* Provided information
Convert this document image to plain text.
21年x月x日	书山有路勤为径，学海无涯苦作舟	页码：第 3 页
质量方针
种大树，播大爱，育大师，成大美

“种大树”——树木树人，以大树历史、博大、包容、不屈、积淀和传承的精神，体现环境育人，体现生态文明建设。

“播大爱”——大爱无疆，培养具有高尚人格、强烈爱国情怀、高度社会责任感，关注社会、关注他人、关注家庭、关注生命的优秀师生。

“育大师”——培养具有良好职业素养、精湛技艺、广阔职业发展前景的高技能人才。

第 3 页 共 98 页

* Task brief
Return all of the entries exactly as they were supplied.

* Final result
Convert this document image to plain text.
21年x月x日	书山有路勤为径，学海无涯苦作舟	页码：第 3 页
质量方针
种大树，播大爱，育大师，成大美

“种大树”——树木树人，以大树历史、博大、包容、不屈、积淀和传承的精神，体现环境育人，体现生态文明建设。

“播大爱”——大爱无疆，培养具有高尚人格、强烈爱国情怀、高度社会责任感，关注社会、关注他人、关注家庭、关注生命的优秀师生。

“育大师”——培养具有良好职业素养、精湛技艺、广阔职业发展前景的高技能人才。

第 3 页 共 98 页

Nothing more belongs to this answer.